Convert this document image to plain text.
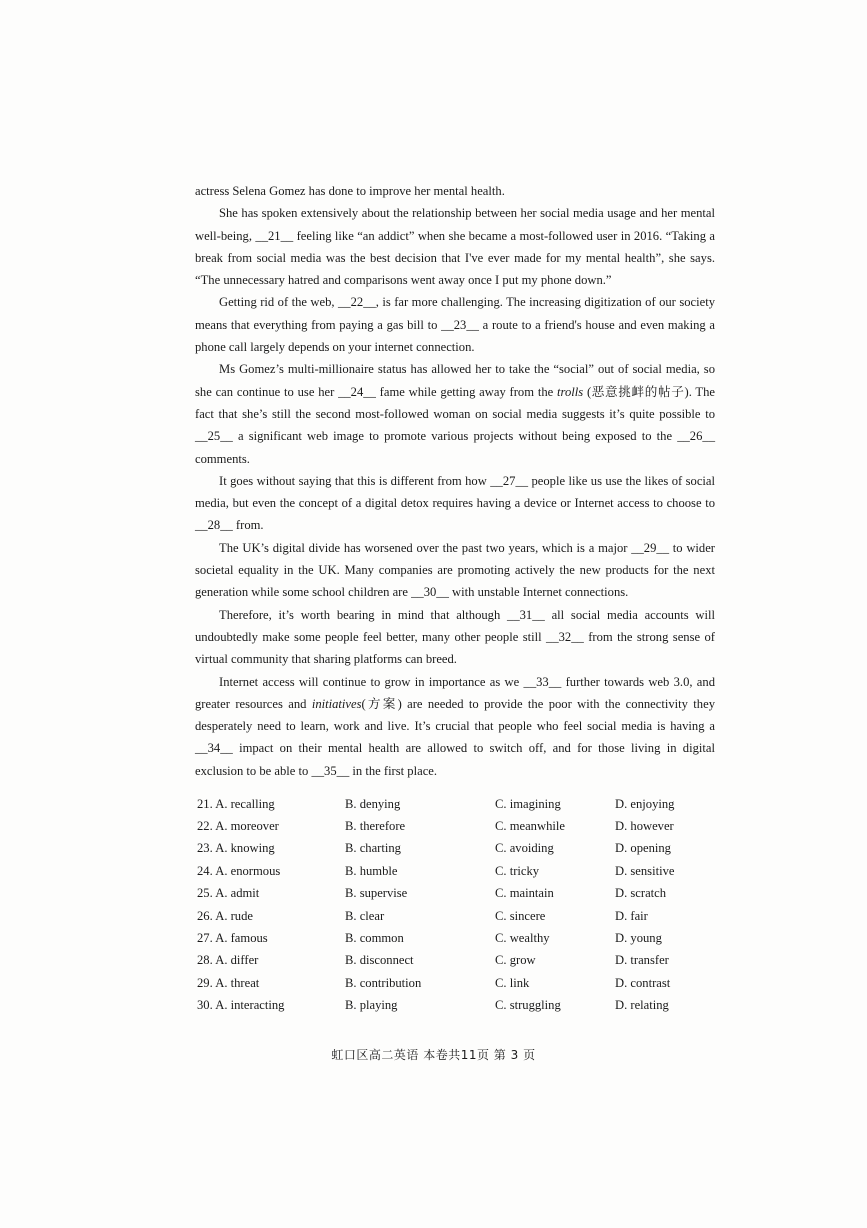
actress Selena Gomez has done to improve her mental health.

She has spoken extensively about the relationship between her social media usage and her mental well-being, __21__ feeling like “an addict” when she became a most-followed user in 2016. “Taking a break from social media was the best decision that I've ever made for my mental health”, she says. “The unnecessary hatred and comparisons went away once I put my phone down.”

Getting rid of the web, __22__, is far more challenging. The increasing digitization of our society means that everything from paying a gas bill to __23__ a route to a friend's house and even making a phone call largely depends on your internet connection.

Ms Gomez’s multi-millionaire status has allowed her to take the “social” out of social media, so she can continue to use her __24__ fame while getting away from the trolls (恶意挑衅的帖子). The fact that she’s still the second most-followed woman on social media suggests it’s quite possible to __25__ a significant web image to promote various projects without being exposed to the __26__ comments.

It goes without saying that this is different from how __27__ people like us use the likes of social media, but even the concept of a digital detox requires having a device or Internet access to choose to __28__ from.

The UK’s digital divide has worsened over the past two years, which is a major __29__ to wider societal equality in the UK. Many companies are promoting actively the new products for the next generation while some school children are __30__ with unstable Internet connections.

Therefore, it’s worth bearing in mind that although __31__ all social media accounts will undoubtedly make some people feel better, many other people still __32__ from the strong sense of virtual community that sharing platforms can breed.

Internet access will continue to grow in importance as we __33__ further towards web 3.0, and greater resources and initiatives(方案) are needed to provide the poor with the connectivity they desperately need to learn, work and live. It’s crucial that people who feel social media is having a __34__ impact on their mental health are allowed to switch off, and for those living in digital exclusion to be able to __35__ in the first place.

21. A. recalling	B. denying	C. imagining	D. enjoying
22. A. moreover	B. therefore	C. meanwhile	D. however
23. A. knowing	B. charting	C. avoiding	D. opening
24. A. enormous	B. humble	C. tricky	D. sensitive
25. A. admit	B. supervise	C. maintain	D. scratch
26. A. rude	B. clear	C. sincere	D. fair
27. A. famous	B. common	C. wealthy	D. young
28. A. differ	B. disconnect	C. grow	D. transfer
29. A. threat	B. contribution	C. link	D. contrast
30. A. interacting	B. playing	C. struggling	D. relating
虹口区高二英语 本卷共11页 第 3 页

———

Exercise
Give all the entries again exactly, dropping each picture.

The result
Convert this document image to plain text.
actress Selena Gomez has done to improve her mental health.

She has spoken extensively about the relationship between her social media usage and her mental well-being, __21__ feeling like “an addict” when she became a most-followed user in 2016. “Taking a break from social media was the best decision that I've ever made for my mental health”, she says. “The unnecessary hatred and comparisons went away once I put my phone down.”

Getting rid of the web, __22__, is far more challenging. The increasing digitization of our society means that everything from paying a gas bill to __23__ a route to a friend's house and even making a phone call largely depends on your internet connection.

Ms Gomez’s multi-millionaire status has allowed her to take the “social” out of social media, so she can continue to use her __24__ fame while getting away from the trolls (恶意挑衅的帖子). The fact that she’s still the second most-followed woman on social media suggests it’s quite possible to __25__ a significant web image to promote various projects without being exposed to the __26__ comments.

It goes without saying that this is different from how __27__ people like us use the likes of social media, but even the concept of a digital detox requires having a device or Internet access to choose to __28__ from.

The UK’s digital divide has worsened over the past two years, which is a major __29__ to wider societal equality in the UK. Many companies are promoting actively the new products for the next generation while some school children are __30__ with unstable Internet connections.

Therefore, it’s worth bearing in mind that although __31__ all social media accounts will undoubtedly make some people feel better, many other people still __32__ from the strong sense of virtual community that sharing platforms can breed.

Internet access will continue to grow in importance as we __33__ further towards web 3.0, and greater resources and initiatives(方案) are needed to provide the poor with the connectivity they desperately need to learn, work and live. It’s crucial that people who feel social media is having a __34__ impact on their mental health are allowed to switch off, and for those living in digital exclusion to be able to __35__ in the first place.

21. A. recalling	B. denying	C. imagining	D. enjoying
22. A. moreover	B. therefore	C. meanwhile	D. however
23. A. knowing	B. charting	C. avoiding	D. opening
24. A. enormous	B. humble	C. tricky	D. sensitive
25. A. admit	B. supervise	C. maintain	D. scratch
26. A. rude	B. clear	C. sincere	D. fair
27. A. famous	B. common	C. wealthy	D. young
28. A. differ	B. disconnect	C. grow	D. transfer
29. A. threat	B. contribution	C. link	D. contrast
30. A. interacting	B. playing	C. struggling	D. relating
虹口区高二英语 本卷共11页 第 3 页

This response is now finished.